*Short task*:
From the listing below, work out how many lines contain "marker". Reply with that number only.

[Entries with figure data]
• • •
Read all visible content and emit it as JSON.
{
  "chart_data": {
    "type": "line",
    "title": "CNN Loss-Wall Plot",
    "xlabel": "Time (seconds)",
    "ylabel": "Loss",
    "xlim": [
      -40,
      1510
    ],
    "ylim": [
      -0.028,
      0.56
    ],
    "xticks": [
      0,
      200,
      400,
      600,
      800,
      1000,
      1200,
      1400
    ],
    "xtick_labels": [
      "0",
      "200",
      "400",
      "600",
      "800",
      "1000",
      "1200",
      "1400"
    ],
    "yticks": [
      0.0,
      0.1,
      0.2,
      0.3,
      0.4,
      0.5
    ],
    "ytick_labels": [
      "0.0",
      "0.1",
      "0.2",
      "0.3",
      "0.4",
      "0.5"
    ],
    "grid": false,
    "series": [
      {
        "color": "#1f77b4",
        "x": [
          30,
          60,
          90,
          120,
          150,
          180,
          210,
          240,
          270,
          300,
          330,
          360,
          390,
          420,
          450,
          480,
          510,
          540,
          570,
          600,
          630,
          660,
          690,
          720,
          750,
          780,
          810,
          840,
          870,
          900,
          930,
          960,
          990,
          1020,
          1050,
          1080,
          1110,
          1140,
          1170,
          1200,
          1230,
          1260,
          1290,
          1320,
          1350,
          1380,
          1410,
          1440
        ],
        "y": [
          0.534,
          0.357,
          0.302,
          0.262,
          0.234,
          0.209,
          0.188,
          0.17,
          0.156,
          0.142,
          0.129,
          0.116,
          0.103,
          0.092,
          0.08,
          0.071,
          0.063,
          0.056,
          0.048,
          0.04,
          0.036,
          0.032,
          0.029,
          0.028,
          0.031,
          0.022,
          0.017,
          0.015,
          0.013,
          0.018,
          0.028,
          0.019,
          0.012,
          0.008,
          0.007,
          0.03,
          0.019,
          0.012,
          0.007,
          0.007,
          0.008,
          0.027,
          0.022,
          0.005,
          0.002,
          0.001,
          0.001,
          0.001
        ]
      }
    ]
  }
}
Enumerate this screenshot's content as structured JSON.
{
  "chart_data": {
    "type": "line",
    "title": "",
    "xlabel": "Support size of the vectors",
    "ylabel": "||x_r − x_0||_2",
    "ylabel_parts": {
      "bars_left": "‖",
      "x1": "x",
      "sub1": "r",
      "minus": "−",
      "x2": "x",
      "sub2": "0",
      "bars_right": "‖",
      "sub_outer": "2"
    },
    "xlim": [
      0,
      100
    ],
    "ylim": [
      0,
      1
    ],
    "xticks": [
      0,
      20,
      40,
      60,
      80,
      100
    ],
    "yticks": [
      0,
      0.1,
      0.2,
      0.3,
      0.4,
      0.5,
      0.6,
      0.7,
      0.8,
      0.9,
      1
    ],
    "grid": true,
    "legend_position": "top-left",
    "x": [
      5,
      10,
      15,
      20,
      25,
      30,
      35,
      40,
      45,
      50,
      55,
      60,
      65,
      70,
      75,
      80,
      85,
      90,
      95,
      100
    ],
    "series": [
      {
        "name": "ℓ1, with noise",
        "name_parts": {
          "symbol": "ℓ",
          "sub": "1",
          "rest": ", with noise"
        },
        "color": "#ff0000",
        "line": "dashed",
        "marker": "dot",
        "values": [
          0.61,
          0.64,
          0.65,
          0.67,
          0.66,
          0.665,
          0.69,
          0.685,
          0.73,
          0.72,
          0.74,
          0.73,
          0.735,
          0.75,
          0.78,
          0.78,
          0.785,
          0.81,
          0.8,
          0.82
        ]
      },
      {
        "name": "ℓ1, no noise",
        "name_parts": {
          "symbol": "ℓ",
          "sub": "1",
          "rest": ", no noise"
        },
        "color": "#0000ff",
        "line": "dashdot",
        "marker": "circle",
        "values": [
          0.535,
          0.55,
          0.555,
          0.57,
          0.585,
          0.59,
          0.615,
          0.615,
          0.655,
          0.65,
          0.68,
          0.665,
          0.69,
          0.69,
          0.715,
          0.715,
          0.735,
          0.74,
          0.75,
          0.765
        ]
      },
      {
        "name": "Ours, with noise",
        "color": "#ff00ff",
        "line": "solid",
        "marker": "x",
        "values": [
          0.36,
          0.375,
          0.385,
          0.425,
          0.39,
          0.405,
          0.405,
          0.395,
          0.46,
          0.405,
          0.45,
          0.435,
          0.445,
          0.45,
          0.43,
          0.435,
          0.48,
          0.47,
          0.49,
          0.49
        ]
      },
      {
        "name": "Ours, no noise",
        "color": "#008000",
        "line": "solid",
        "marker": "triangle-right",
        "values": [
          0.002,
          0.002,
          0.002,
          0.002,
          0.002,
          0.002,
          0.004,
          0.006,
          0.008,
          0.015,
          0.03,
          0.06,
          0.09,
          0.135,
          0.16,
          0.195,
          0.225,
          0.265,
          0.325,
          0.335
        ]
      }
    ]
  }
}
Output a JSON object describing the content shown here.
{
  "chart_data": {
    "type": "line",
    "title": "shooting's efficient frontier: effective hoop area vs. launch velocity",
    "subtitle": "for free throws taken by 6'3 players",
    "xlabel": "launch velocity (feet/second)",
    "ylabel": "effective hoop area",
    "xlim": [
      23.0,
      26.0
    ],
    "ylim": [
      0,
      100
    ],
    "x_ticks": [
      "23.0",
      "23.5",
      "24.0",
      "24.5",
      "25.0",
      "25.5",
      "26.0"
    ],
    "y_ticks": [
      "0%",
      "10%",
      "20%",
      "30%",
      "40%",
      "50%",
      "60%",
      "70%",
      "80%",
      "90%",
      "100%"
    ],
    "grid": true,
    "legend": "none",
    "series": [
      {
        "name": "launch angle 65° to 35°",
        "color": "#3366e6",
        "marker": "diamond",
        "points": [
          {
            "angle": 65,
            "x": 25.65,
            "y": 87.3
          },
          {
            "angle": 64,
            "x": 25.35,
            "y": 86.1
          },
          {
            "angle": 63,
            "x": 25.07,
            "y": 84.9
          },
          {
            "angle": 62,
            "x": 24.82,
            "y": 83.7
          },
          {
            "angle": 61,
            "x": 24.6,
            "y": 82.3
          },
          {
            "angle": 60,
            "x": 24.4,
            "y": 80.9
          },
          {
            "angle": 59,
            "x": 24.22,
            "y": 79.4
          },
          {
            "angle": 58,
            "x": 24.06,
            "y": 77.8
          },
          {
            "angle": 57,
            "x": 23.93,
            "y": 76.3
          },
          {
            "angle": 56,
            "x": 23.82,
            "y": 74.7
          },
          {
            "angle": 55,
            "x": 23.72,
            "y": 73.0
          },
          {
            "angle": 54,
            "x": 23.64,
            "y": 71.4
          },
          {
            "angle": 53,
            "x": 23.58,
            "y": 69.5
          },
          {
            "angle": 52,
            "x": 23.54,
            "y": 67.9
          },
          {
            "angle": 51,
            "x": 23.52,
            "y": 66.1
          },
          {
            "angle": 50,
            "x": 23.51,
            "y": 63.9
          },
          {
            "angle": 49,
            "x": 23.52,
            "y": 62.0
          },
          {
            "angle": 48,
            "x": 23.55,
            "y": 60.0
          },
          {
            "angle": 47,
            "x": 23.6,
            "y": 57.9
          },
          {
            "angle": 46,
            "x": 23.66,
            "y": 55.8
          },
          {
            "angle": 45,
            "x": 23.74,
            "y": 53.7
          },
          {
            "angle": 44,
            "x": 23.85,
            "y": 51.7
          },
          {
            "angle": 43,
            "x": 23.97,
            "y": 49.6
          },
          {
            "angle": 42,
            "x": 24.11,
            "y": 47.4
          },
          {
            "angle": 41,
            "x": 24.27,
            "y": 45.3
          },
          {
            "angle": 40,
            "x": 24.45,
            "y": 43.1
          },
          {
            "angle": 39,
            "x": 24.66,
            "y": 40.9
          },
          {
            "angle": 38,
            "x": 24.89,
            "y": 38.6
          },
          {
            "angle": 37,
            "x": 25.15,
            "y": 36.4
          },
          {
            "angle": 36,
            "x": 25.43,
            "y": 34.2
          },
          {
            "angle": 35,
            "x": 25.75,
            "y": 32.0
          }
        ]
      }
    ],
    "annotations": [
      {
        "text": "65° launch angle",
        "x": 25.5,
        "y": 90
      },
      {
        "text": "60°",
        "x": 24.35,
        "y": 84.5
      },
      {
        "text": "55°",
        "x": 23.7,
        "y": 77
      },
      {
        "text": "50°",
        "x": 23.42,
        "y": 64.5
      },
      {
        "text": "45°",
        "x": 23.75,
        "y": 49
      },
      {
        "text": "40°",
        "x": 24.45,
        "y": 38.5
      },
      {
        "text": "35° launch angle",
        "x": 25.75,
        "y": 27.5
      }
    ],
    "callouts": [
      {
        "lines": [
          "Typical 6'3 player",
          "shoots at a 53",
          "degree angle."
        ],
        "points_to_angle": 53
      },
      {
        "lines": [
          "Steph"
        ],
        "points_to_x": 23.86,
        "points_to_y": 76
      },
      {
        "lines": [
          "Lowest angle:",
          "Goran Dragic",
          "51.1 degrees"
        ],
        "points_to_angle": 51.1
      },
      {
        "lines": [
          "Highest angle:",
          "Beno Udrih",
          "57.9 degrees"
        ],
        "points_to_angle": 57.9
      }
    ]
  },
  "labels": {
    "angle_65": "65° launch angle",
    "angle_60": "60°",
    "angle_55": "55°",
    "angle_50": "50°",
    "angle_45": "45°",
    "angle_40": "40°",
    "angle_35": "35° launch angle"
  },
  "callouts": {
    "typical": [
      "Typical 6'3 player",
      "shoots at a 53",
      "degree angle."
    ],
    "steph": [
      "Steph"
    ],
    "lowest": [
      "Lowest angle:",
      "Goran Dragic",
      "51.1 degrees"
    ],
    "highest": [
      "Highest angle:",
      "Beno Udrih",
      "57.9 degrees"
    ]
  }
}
• • •
*Result below*:
5